#### Exercise input:

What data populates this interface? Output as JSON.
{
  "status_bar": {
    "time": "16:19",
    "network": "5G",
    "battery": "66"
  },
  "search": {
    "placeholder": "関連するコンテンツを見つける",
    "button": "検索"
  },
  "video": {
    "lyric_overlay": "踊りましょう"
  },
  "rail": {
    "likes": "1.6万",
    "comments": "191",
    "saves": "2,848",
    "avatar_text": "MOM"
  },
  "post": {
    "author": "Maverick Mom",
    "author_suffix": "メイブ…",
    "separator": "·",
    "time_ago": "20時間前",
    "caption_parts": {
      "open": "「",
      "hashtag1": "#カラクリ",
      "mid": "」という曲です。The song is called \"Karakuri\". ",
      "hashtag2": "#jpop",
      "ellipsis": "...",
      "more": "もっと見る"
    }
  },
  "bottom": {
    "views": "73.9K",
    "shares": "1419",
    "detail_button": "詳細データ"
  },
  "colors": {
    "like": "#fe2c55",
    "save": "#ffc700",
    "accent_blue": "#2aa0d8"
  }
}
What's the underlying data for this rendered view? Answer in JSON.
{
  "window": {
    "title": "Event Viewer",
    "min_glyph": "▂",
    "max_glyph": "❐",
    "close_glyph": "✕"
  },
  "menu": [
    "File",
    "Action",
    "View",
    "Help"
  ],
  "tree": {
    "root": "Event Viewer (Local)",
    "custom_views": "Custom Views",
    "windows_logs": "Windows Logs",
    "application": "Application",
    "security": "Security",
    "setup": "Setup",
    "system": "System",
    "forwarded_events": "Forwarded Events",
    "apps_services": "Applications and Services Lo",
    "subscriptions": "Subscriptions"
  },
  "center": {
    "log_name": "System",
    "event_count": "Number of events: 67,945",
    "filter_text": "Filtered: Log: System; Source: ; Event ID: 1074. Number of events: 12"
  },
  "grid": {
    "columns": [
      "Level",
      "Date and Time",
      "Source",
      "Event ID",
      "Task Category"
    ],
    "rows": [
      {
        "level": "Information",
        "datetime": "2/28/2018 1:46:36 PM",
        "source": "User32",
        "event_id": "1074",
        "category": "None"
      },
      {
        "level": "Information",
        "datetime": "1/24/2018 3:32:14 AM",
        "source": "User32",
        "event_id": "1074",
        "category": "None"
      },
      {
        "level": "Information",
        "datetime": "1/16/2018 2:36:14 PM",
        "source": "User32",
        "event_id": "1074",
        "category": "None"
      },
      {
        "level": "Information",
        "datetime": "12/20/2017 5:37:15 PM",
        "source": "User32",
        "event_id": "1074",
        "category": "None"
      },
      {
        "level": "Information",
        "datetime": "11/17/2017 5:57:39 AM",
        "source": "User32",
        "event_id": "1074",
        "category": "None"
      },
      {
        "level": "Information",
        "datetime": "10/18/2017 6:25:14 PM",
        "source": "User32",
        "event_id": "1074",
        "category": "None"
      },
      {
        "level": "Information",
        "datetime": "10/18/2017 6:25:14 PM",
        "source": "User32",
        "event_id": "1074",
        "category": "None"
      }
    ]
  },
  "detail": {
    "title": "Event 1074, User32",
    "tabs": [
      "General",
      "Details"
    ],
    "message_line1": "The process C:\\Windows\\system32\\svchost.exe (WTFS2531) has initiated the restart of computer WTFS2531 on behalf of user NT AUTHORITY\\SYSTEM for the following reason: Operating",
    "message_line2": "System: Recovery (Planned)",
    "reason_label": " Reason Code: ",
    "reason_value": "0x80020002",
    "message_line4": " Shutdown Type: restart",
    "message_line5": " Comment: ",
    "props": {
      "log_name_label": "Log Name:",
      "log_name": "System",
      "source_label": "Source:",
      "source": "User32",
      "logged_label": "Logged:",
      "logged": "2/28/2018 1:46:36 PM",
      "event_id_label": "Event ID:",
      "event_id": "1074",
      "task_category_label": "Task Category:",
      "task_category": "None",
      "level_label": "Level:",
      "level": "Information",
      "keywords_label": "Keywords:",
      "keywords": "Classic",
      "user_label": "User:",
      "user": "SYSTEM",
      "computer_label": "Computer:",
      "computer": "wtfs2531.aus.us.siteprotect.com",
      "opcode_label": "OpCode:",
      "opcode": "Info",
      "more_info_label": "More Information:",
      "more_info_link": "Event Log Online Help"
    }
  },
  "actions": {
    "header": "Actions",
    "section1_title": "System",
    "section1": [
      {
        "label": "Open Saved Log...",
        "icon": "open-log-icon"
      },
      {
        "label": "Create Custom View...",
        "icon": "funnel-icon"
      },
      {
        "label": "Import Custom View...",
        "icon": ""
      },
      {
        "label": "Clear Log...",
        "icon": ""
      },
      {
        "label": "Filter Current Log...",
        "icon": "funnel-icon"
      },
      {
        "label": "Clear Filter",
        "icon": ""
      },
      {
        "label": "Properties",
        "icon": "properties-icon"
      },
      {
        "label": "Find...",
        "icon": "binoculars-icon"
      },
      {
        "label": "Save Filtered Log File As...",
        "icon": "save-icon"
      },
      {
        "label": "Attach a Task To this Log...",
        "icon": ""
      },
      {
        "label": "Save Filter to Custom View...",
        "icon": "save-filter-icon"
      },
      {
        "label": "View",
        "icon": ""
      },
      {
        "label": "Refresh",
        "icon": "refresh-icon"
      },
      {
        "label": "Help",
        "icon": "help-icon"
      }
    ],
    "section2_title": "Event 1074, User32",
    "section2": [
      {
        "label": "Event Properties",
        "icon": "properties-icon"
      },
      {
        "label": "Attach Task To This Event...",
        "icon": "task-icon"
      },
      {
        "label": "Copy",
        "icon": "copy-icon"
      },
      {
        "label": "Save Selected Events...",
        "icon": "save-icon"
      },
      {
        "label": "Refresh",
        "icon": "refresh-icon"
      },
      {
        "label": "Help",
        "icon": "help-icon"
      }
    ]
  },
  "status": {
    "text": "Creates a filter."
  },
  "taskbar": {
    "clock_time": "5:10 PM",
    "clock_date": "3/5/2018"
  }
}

#### Challenge:
Write out every entry again, keeping each line exactly the same.

#### Final result:
What data populates this interface? Output as JSON.
{
  "status_bar": {
    "time": "16:19",
    "network": "5G",
    "battery": "66"
  },
  "search": {
    "placeholder": "関連するコンテンツを見つける",
    "button": "検索"
  },
  "video": {
    "lyric_overlay": "踊りましょう"
  },
  "rail": {
    "likes": "1.6万",
    "comments": "191",
    "saves": "2,848",
    "avatar_text": "MOM"
  },
  "post": {
    "author": "Maverick Mom",
    "author_suffix": "メイブ…",
    "separator": "·",
    "time_ago": "20時間前",
    "caption_parts": {
      "open": "「",
      "hashtag1": "#カラクリ",
      "mid": "」という曲です。The song is called \"Karakuri\". ",
      "hashtag2": "#jpop",
      "ellipsis": "...",
      "more": "もっと見る"
    }
  },
  "bottom": {
    "views": "73.9K",
    "shares": "1419",
    "detail_button": "詳細データ"
  },
  "colors": {
    "like": "#fe2c55",
    "save": "#ffc700",
    "accent_blue": "#2aa0d8"
  }
}
What's the underlying data for this rendered view? Answer in JSON.
{
  "window": {
    "title": "Event Viewer",
    "min_glyph": "▂",
    "max_glyph": "❐",
    "close_glyph": "✕"
  },
  "menu": [
    "File",
    "Action",
    "View",
    "Help"
  ],
  "tree": {
    "root": "Event Viewer (Local)",
    "custom_views": "Custom Views",
    "windows_logs": "Windows Logs",
    "application": "Application",
    "security": "Security",
    "setup": "Setup",
    "system": "System",
    "forwarded_events": "Forwarded Events",
    "apps_services": "Applications and Services Lo",
    "subscriptions": "Subscriptions"
  },
  "center": {
    "log_name": "System",
    "event_count": "Number of events: 67,945",
    "filter_text": "Filtered: Log: System; Source: ; Event ID: 1074. Number of events: 12"
  },
  "grid": {
    "columns": [
      "Level",
      "Date and Time",
      "Source",
      "Event ID",
      "Task Category"
    ],
    "rows": [
      {
        "level": "Information",
        "datetime": "2/28/2018 1:46:36 PM",
        "source": "User32",
        "event_id": "1074",
        "category": "None"
      },
      {
        "level": "Information",
        "datetime": "1/24/2018 3:32:14 AM",
        "source": "User32",
        "event_id": "1074",
        "category": "None"
      },
      {
        "level": "Information",
        "datetime": "1/16/2018 2:36:14 PM",
        "source": "User32",
        "event_id": "1074",
        "category": "None"
      },
      {
        "level": "Information",
        "datetime": "12/20/2017 5:37:15 PM",
        "source": "User32",
        "event_id": "1074",
        "category": "None"
      },
      {
        "level": "Information",
        "datetime": "11/17/2017 5:57:39 AM",
        "source": "User32",
        "event_id": "1074",
        "category": "None"
      },
      {
        "level": "Information",
        "datetime": "10/18/2017 6:25:14 PM",
        "source": "User32",
        "event_id": "1074",
        "category": "None"
      },
      {
        "level": "Information",
        "datetime": "10/18/2017 6:25:14 PM",
        "source": "User32",
        "event_id": "1074",
        "category": "None"
      }
    ]
  },
  "detail": {
    "title": "Event 1074, User32",
    "tabs": [
      "General",
      "Details"
    ],
    "message_line1": "The process C:\\Windows\\system32\\svchost.exe (WTFS2531) has initiated the restart of computer WTFS2531 on behalf of user NT AUTHORITY\\SYSTEM for the following reason: Operating",
    "message_line2": "System: Recovery (Planned)",
    "reason_label": " Reason Code: ",
    "reason_value": "0x80020002",
    "message_line4": " Shutdown Type: restart",
    "message_line5": " Comment: ",
    "props": {
      "log_name_label": "Log Name:",
      "log_name": "System",
      "source_label": "Source:",
      "source": "User32",
      "logged_label": "Logged:",
      "logged": "2/28/2018 1:46:36 PM",
      "event_id_label": "Event ID:",
      "event_id": "1074",
      "task_category_label": "Task Category:",
      "task_category": "None",
      "level_label": "Level:",
      "level": "Information",
      "keywords_label": "Keywords:",
      "keywords": "Classic",
      "user_label": "User:",
      "user": "SYSTEM",
      "computer_label": "Computer:",
      "computer": "wtfs2531.aus.us.siteprotect.com",
      "opcode_label": "OpCode:",
      "opcode": "Info",
      "more_info_label": "More Information:",
      "more_info_link": "Event Log Online Help"
    }
  },
  "actions": {
    "header": "Actions",
    "section1_title": "System",
    "section1": [
      {
        "label": "Open Saved Log...",
        "icon": "open-log-icon"
      },
      {
        "label": "Create Custom View...",
        "icon": "funnel-icon"
      },
      {
        "label": "Import Custom View...",
        "icon": ""
      },
      {
        "label": "Clear Log...",
        "icon": ""
      },
      {
        "label": "Filter Current Log...",
        "icon": "funnel-icon"
      },
      {
        "label": "Clear Filter",
        "icon": ""
      },
      {
        "label": "Properties",
        "icon": "properties-icon"
      },
      {
        "label": "Find...",
        "icon": "binoculars-icon"
      },
      {
        "label": "Save Filtered Log File As...",
        "icon": "save-icon"
      },
      {
        "label": "Attach a Task To this Log...",
        "icon": ""
      },
      {
        "label": "Save Filter to Custom View...",
        "icon": "save-filter-icon"
      },
      {
        "label": "View",
        "icon": ""
      },
      {
        "label": "Refresh",
        "icon": "refresh-icon"
      },
      {
        "label": "Help",
        "icon": "help-icon"
      }
    ],
    "section2_title": "Event 1074, User32",
    "section2": [
      {
        "label": "Event Properties",
        "icon": "properties-icon"
      },
      {
        "label": "Attach Task To This Event...",
        "icon": "task-icon"
      },
      {
        "label": "Copy",
        "icon": "copy-icon"
      },
      {
        "label": "Save Selected Events...",
        "icon": "save-icon"
      },
      {
        "label": "Refresh",
        "icon": "refresh-icon"
      },
      {
        "label": "Help",
        "icon": "help-icon"
      }
    ]
  },
  "status": {
    "text": "Creates a filter."
  },
  "taskbar": {
    "clock_time": "5:10 PM",
    "clock_date": "3/5/2018"
  }
}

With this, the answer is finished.